* **Task objective**: Show all lines holding "time".

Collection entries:

-- START --

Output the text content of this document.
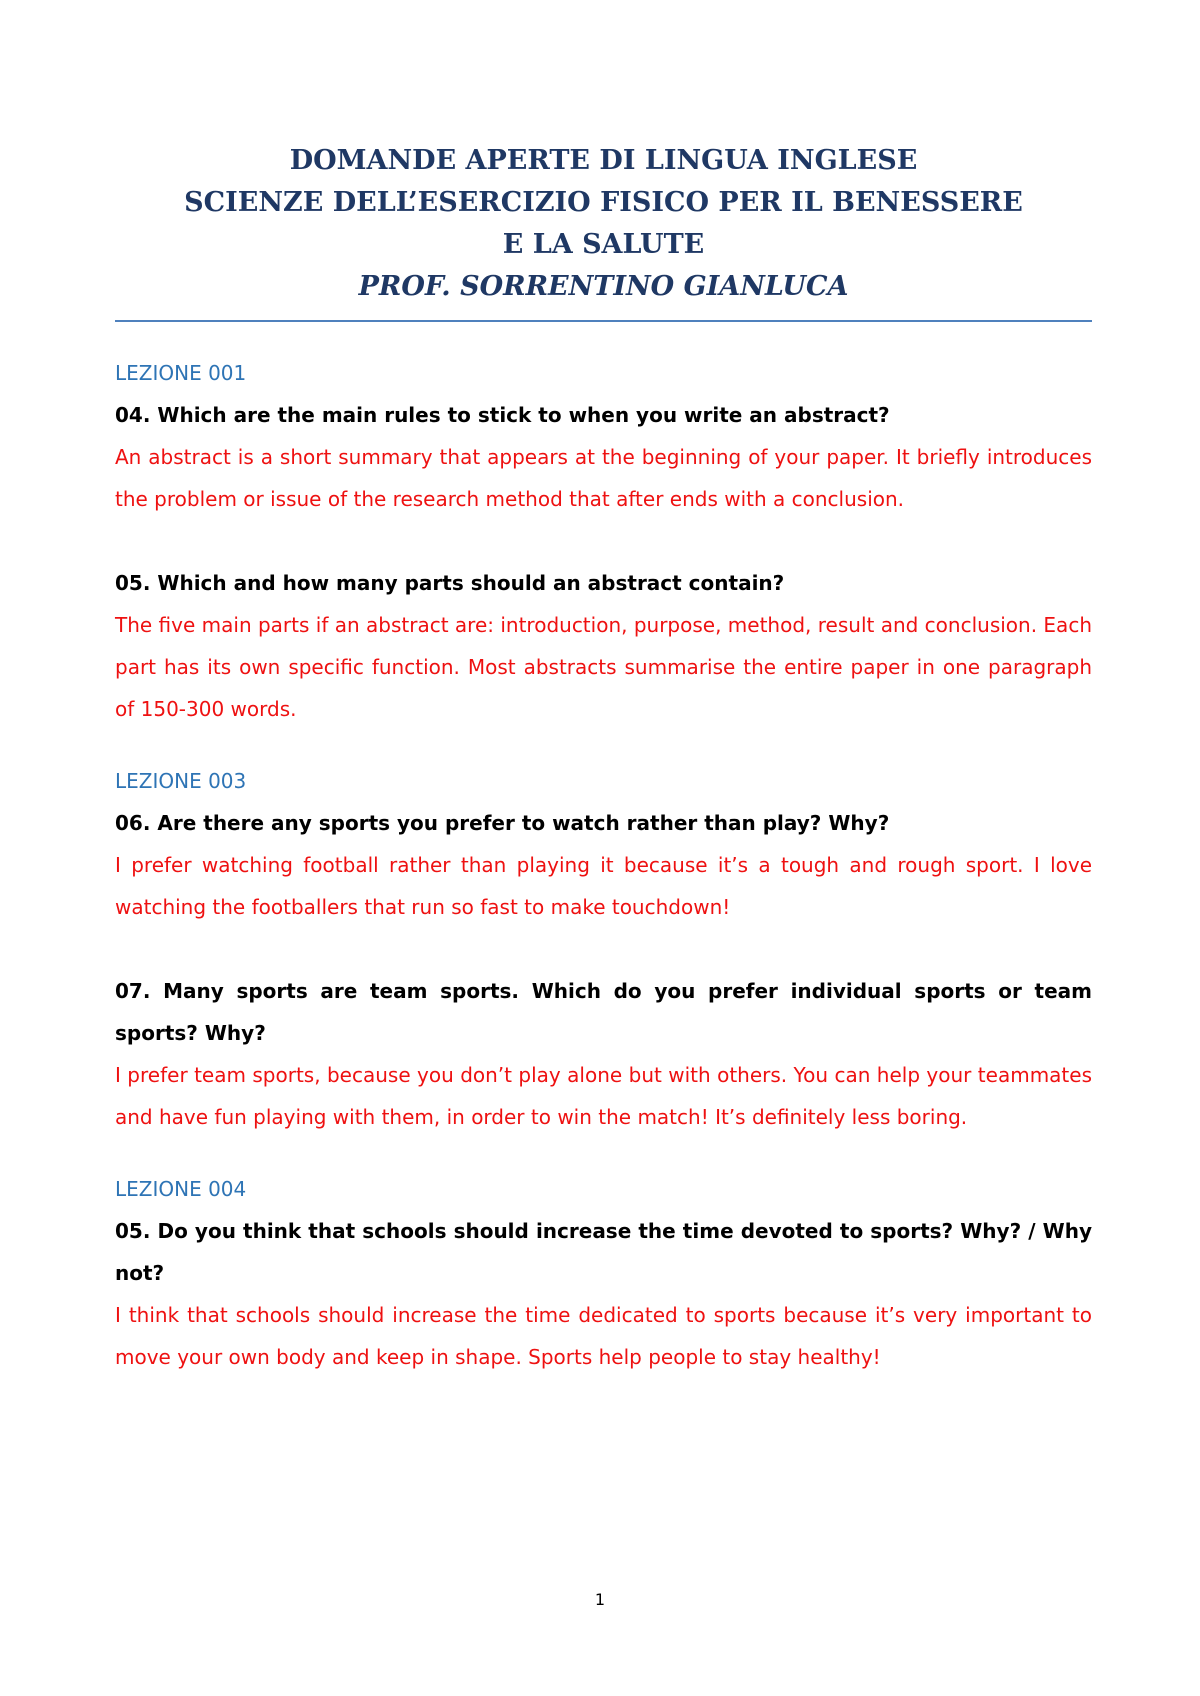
DOMANDE APERTE DI LINGUA INGLESE
SCIENZE DELL’ESERCIZIO FISICO PER IL BENESSERE
E LA SALUTE
PROF. SORRENTINO GIANLUCA
LEZIONE 001

04. Which are the main rules to stick to when you write an abstract?

An abstract is a short summary that appears at the beginning of your paper. It briefly introduces the problem or issue of the research method that after ends with a conclusion.

05. Which and how many parts should an abstract contain?

The five main parts if an abstract are: introduction, purpose, method, result and conclusion. Each part has its own specific function. Most abstracts summarise the entire paper in one paragraph of 150-300 words.

LEZIONE 003

06. Are there any sports you prefer to watch rather than play? Why?

I prefer watching football rather than playing it because it’s a tough and rough sport. I love watching the footballers that run so fast to make touchdown!

07. Many sports are team sports. Which do you prefer individual sports or team sports? Why?

I prefer team sports, because you don’t play alone but with others. You can help your teammates and have fun playing with them, in order to win the match! It’s definitely less boring.

LEZIONE 004

05. Do you think that schools should increase the time devoted to sports? Why? / Why not?

I think that schools should increase the time dedicated to sports because it’s very important to move your own body and keep in shape. Sports help people to stay healthy!

1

-- END --

* **The response**:
05. Do you think that schools should increase the time devoted to sports? Why? / Why not?
I think that schools should increase the time dedicated to sports because it’s very important to move your own body and keep in shape. Sports help people to stay healthy!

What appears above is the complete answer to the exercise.